__Short exercise__.
Work out how many lines contain "Date". Reply with the count alone.
═══
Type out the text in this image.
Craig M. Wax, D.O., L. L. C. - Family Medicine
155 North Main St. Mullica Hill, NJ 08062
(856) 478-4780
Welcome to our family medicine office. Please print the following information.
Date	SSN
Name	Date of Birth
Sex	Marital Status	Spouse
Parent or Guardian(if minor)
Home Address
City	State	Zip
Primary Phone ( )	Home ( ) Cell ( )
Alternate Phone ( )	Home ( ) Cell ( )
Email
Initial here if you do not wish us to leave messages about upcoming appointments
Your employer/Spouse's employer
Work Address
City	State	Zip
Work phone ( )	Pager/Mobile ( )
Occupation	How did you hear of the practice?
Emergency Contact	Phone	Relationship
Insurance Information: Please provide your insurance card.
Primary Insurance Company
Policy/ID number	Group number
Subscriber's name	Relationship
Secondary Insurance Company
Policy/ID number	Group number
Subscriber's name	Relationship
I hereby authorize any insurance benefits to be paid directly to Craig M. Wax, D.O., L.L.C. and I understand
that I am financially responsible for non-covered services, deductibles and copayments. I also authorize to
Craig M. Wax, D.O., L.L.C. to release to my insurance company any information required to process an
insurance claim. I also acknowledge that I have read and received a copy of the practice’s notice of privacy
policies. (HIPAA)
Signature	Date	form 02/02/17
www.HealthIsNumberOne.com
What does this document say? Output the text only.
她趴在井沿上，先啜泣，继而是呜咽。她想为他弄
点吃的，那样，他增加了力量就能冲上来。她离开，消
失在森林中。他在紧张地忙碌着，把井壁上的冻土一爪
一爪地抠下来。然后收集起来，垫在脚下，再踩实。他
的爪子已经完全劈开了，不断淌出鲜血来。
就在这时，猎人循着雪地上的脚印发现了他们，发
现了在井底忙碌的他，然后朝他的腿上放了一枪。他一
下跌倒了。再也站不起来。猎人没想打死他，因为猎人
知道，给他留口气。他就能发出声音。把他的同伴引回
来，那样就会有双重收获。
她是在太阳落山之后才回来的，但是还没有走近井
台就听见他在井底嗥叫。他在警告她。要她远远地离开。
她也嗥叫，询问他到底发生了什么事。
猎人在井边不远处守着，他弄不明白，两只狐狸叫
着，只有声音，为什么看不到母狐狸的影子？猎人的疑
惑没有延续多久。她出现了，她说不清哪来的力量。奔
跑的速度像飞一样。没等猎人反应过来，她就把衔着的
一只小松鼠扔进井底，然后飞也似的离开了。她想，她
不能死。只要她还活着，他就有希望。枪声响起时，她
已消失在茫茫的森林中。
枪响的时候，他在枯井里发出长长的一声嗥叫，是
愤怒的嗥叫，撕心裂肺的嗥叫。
═══
__Task answer__.
3